Stored records ->

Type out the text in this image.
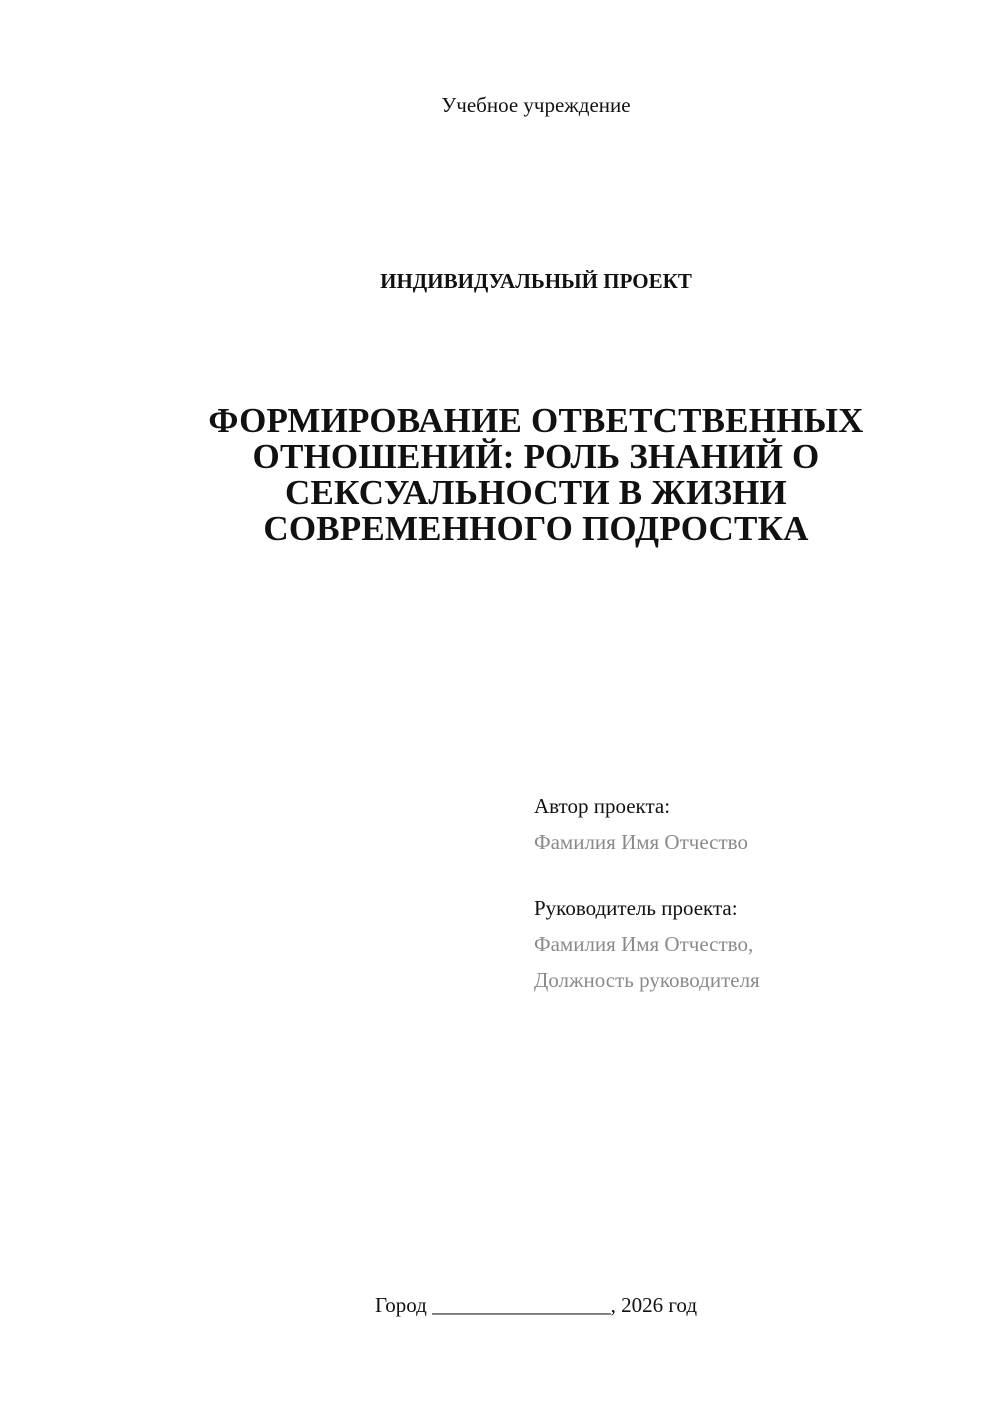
Учебное учреждение
ИНДИВИДУАЛЬНЫЙ ПРОЕКТ
ФОРМИРОВАНИЕ ОТВЕТСТВЕННЫХ
ОТНОШЕНИЙ: РОЛЬ ЗНАНИЙ О
СЕКСУАЛЬНОСТИ В ЖИЗНИ
СОВРЕМЕННОГО ПОДРОСТКА
Автор проекта:
Фамилия Имя Отчество
Руководитель проекта:
Фамилия Имя Отчество,
Должность руководителя
Город _________________, 2026 год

Exercise task -> Make a word-for-word copy of the entries, without any pictures.

Result for this exercise ->
Type out the text in this image.
Учебное учреждение
ИНДИВИДУАЛЬНЫЙ ПРОЕКТ
ФОРМИРОВАНИЕ ОТВЕТСТВЕННЫХ
ОТНОШЕНИЙ: РОЛЬ ЗНАНИЙ О
СЕКСУАЛЬНОСТИ В ЖИЗНИ
СОВРЕМЕННОГО ПОДРОСТКА
Автор проекта:
Фамилия Имя Отчество
Руководитель проекта:
Фамилия Имя Отчество,
Должность руководителя
Город _________________, 2026 год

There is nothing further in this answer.